» **Recorded data**:
++++

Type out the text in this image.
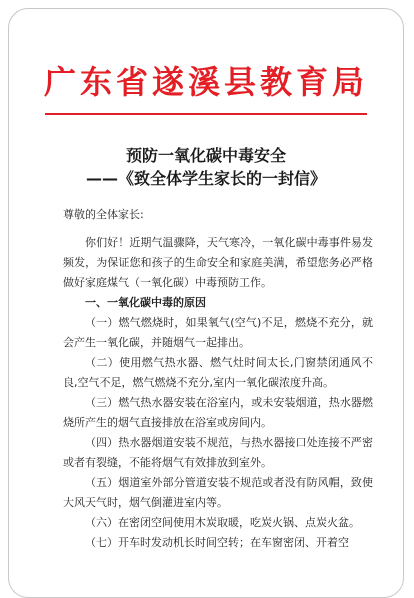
广东省遂溪县教育局
预防一氧化碳中毒安全
——《致全体学生家长的一封信》

尊敬的全体家长:

你们好！近期气温骤降，天气寒冷，一氧化碳中毒事件易发频发，为保证您和孩子的生命安全和家庭美满，希望您务必严格做好家庭煤气（一氧化碳）中毒预防工作。

一、一氧化碳中毒的原因

（一）燃气燃烧时，如果氧气(空气)不足，燃烧不充分，就会产生一氧化碳，并随烟气一起排出。

（二）使用燃气热水器、燃气灶时间太长,门窗禁闭通风不良,空气不足，燃气燃烧不充分,室内一氧化碳浓度升高。

（三）燃气热水器安装在浴室内，或未安装烟道，热水器燃烧所产生的烟气直接排放在浴室或房间内。

（四）热水器烟道安装不规范，与热水器接口处连接不严密或者有裂缝，不能将烟气有效排放到室外。

（五）烟道室外部分管道安装不规范或者没有防风帽，致使大风天气时，烟气倒灌进室内等。

（六）在密闭空间使用木炭取暖，吃炭火锅、点炭火盆。

（七）开车时发动机长时间空转；在车窗密闭、开着空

++++

» **Task instructions**: Write out the whole listing again, exactly, with no pictures.

» **Reply to the exercise**:
Type out the text in this image.
广东省遂溪县教育局
预防一氧化碳中毒安全
——《致全体学生家长的一封信》

尊敬的全体家长:

你们好！近期气温骤降，天气寒冷，一氧化碳中毒事件易发频发，为保证您和孩子的生命安全和家庭美满，希望您务必严格做好家庭煤气（一氧化碳）中毒预防工作。

一、一氧化碳中毒的原因

（一）燃气燃烧时，如果氧气(空气)不足，燃烧不充分，就会产生一氧化碳，并随烟气一起排出。

（二）使用燃气热水器、燃气灶时间太长,门窗禁闭通风不良,空气不足，燃气燃烧不充分,室内一氧化碳浓度升高。

（三）燃气热水器安装在浴室内，或未安装烟道，热水器燃烧所产生的烟气直接排放在浴室或房间内。

（四）热水器烟道安装不规范，与热水器接口处连接不严密或者有裂缝，不能将烟气有效排放到室外。

（五）烟道室外部分管道安装不规范或者没有防风帽，致使大风天气时，烟气倒灌进室内等。

（六）在密闭空间使用木炭取暖，吃炭火锅、点炭火盆。

（七）开车时发动机长时间空转；在车窗密闭、开着空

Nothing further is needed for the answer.